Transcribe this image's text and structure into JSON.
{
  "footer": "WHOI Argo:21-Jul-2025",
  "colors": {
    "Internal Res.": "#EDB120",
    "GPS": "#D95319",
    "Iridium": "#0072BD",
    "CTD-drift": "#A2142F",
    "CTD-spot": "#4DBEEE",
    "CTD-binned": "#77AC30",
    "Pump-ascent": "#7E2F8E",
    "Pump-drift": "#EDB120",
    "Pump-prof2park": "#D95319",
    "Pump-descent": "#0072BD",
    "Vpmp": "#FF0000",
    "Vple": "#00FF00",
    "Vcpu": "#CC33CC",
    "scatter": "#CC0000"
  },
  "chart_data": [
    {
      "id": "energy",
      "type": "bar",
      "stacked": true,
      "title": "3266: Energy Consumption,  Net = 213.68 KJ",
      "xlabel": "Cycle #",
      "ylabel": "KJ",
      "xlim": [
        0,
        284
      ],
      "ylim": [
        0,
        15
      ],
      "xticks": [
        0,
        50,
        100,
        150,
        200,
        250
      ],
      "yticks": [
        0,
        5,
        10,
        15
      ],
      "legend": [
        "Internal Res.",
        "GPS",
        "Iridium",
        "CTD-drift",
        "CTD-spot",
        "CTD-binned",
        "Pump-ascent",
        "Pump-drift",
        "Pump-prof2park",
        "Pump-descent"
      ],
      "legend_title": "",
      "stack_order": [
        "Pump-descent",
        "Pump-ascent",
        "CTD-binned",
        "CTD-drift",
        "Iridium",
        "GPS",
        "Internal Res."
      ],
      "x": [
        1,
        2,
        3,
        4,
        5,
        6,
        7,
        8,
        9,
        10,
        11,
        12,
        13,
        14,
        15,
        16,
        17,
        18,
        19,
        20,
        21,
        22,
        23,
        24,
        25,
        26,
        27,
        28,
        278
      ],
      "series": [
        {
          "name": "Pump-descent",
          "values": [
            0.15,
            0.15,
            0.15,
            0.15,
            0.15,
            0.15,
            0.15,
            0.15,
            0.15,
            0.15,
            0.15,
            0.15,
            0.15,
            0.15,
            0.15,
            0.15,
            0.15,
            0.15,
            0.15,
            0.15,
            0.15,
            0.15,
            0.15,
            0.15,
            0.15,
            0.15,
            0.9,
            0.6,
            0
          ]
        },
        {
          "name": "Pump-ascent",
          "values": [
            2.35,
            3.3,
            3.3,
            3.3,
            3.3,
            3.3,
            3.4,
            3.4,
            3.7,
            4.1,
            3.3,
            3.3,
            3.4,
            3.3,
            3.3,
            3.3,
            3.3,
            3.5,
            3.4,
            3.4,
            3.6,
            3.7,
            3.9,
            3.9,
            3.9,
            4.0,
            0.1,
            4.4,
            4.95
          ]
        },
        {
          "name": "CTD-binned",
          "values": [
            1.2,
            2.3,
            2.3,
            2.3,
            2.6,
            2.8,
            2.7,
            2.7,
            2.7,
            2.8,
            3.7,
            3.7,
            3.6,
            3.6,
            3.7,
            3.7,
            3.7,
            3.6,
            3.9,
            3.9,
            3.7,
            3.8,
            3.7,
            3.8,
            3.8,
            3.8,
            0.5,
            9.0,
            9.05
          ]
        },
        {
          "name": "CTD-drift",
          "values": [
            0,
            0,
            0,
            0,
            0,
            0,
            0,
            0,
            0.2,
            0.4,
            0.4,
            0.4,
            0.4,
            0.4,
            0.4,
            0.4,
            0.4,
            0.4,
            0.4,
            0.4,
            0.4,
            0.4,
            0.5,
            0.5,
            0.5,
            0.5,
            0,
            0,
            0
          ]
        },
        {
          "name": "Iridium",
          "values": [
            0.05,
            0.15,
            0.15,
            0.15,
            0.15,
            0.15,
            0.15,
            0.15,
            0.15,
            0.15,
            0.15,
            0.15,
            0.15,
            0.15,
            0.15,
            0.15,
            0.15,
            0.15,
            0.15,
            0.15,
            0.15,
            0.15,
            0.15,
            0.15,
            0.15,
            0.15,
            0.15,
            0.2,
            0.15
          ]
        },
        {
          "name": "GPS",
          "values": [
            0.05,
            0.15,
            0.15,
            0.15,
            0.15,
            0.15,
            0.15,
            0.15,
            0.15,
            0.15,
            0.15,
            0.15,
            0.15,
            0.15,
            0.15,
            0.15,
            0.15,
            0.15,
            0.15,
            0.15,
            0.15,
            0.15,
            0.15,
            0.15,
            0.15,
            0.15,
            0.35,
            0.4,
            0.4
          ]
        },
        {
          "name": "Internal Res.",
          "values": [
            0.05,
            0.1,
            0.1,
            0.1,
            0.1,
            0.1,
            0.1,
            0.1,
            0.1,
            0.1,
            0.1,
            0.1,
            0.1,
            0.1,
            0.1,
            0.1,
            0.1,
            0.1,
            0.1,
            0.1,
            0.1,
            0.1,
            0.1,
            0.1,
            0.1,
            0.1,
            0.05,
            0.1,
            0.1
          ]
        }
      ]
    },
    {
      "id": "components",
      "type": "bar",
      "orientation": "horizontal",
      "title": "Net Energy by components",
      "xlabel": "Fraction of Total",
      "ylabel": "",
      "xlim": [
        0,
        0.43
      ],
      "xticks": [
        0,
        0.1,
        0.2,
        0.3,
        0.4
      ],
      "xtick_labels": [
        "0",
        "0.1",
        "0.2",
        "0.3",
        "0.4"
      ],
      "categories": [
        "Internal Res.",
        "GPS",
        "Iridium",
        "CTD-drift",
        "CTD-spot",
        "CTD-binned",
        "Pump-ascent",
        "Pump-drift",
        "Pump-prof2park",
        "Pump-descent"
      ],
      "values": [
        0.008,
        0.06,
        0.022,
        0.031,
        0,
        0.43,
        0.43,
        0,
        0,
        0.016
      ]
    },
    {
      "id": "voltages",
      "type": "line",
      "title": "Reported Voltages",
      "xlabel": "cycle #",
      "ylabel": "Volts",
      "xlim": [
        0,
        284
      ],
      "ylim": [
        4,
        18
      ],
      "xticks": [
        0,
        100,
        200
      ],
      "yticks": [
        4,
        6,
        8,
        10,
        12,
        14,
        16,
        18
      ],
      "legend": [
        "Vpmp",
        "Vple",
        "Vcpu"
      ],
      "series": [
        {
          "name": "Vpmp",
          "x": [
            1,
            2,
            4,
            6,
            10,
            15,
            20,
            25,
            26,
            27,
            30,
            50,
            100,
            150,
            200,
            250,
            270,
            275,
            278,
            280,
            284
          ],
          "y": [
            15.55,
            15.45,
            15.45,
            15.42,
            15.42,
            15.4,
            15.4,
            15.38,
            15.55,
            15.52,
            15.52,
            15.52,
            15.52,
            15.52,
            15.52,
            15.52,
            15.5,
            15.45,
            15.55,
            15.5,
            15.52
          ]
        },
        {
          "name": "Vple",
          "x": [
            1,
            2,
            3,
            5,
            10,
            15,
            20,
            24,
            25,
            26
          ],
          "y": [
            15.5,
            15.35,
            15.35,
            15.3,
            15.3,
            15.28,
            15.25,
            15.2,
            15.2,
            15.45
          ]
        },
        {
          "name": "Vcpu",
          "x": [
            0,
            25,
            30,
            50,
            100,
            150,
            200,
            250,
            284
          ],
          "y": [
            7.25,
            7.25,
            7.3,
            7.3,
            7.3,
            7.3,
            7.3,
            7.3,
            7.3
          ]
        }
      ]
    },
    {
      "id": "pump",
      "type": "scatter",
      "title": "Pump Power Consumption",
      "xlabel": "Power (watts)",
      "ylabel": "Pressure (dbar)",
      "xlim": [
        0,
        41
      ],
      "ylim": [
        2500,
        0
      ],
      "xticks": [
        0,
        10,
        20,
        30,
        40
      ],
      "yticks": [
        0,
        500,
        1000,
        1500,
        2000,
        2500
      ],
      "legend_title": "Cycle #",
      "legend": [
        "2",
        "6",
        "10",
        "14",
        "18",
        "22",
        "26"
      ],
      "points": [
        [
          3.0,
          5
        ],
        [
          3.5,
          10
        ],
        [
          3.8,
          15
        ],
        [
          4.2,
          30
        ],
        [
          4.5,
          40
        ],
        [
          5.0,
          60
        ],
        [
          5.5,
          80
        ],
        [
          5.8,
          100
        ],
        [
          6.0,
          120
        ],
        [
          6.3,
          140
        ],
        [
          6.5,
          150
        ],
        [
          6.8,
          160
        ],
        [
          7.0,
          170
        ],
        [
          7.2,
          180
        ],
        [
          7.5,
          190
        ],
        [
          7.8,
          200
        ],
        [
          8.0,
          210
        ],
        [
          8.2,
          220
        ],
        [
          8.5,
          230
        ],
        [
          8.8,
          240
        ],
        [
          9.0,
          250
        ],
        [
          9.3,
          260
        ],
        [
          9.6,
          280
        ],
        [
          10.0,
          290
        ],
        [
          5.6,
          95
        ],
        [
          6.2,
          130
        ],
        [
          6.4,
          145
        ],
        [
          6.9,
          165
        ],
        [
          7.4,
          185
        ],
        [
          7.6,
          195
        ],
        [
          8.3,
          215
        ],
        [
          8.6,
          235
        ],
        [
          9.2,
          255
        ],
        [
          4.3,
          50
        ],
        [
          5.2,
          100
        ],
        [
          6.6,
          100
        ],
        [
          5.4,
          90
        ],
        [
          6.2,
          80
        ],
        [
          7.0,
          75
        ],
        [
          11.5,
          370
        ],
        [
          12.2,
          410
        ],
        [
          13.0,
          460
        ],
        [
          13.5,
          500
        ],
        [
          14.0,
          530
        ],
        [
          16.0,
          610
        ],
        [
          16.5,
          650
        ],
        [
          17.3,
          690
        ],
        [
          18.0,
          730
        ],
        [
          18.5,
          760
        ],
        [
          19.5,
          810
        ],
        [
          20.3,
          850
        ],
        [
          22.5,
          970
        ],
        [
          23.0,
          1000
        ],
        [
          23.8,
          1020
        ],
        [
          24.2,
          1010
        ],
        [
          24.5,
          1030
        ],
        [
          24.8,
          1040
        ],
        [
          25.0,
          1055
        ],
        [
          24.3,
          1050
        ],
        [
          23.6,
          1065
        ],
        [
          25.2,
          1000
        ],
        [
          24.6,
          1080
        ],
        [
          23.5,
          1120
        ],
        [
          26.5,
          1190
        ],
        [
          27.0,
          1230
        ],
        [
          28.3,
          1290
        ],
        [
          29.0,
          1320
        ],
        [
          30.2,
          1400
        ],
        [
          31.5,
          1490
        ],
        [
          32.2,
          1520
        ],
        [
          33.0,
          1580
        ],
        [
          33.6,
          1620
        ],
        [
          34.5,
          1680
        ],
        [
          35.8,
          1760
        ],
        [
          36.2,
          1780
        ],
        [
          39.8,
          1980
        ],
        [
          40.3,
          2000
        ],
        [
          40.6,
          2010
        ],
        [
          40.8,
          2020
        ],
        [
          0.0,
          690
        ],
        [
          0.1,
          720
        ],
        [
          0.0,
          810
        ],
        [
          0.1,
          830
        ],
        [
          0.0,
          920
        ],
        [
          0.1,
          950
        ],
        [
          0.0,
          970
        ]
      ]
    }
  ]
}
━━━
What you are asked to do: Within the listing above, copy each line that has the string "type".

Response for this exercise:
      "type": "bar",
      "type": "bar",
      "type": "line",
      "type": "scatter",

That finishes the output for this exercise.